| Problem to work on |
Please copy the listing from its start through the line that has "434, 541, 660]", swapping "Hp" for "Handphone" and keeping everything else the same.

| Data supplied |

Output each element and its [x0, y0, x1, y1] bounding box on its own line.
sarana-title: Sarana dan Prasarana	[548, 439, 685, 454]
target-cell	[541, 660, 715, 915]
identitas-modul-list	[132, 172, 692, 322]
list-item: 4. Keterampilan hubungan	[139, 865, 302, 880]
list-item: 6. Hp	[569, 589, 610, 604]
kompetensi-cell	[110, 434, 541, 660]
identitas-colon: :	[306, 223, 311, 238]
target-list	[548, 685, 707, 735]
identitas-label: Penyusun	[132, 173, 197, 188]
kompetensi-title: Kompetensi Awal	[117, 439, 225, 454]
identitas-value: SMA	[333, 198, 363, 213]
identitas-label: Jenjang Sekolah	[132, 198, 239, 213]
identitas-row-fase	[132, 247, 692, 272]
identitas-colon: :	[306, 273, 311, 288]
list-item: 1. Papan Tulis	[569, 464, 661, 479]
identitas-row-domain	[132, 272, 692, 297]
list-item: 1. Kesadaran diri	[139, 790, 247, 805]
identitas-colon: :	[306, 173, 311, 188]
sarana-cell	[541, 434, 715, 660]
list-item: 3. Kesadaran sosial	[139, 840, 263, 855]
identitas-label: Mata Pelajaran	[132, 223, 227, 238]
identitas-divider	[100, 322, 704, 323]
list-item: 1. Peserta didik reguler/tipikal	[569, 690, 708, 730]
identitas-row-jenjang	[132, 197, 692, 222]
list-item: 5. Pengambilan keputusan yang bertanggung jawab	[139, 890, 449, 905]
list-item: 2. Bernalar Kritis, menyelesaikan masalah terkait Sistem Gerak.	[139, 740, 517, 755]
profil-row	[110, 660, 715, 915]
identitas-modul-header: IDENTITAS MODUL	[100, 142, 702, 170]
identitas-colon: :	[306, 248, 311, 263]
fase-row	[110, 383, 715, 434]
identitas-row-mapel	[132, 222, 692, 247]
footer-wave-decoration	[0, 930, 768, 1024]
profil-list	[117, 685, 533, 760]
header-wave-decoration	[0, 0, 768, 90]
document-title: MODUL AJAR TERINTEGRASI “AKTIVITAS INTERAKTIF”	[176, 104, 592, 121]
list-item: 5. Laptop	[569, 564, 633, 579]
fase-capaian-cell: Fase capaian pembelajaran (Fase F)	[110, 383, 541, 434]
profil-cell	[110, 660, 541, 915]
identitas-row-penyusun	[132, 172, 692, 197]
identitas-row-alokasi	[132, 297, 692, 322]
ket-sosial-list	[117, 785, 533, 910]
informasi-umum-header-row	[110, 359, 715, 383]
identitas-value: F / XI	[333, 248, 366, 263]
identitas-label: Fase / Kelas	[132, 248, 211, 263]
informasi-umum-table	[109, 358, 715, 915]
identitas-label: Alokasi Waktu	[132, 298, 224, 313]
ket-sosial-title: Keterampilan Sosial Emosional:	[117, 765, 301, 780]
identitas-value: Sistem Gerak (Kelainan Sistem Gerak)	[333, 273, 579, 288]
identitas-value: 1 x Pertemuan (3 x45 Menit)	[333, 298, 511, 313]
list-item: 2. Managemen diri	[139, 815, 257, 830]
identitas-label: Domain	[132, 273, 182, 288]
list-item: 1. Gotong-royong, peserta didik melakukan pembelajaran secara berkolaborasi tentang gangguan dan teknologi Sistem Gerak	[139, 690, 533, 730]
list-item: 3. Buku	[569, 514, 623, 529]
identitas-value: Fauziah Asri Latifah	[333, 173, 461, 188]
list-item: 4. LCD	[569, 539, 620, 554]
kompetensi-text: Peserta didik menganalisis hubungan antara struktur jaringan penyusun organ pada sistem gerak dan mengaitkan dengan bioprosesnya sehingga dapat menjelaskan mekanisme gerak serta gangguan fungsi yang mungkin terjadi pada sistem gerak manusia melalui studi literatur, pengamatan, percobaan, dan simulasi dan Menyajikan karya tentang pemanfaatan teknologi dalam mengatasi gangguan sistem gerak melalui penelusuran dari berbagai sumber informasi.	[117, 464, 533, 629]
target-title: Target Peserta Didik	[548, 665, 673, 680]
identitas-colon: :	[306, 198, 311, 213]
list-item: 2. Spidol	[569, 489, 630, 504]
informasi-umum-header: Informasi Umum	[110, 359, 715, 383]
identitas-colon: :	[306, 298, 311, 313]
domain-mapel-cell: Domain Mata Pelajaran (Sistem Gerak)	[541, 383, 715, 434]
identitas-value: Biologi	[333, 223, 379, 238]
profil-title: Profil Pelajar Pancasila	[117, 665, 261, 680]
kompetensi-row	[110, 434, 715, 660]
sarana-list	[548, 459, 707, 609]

| Solution to the exercise |
Output each element and its [x0, y0, x1, y1] bounding box on its own line.
sarana-title: Sarana dan Prasarana	[548, 439, 685, 454]
target-cell	[541, 660, 715, 915]
identitas-modul-list	[132, 172, 692, 322]
list-item: 4. Keterampilan hubungan	[139, 865, 302, 880]
list-item: 6. Handphone	[569, 589, 610, 604]
kompetensi-cell	[110, 434, 541, 660]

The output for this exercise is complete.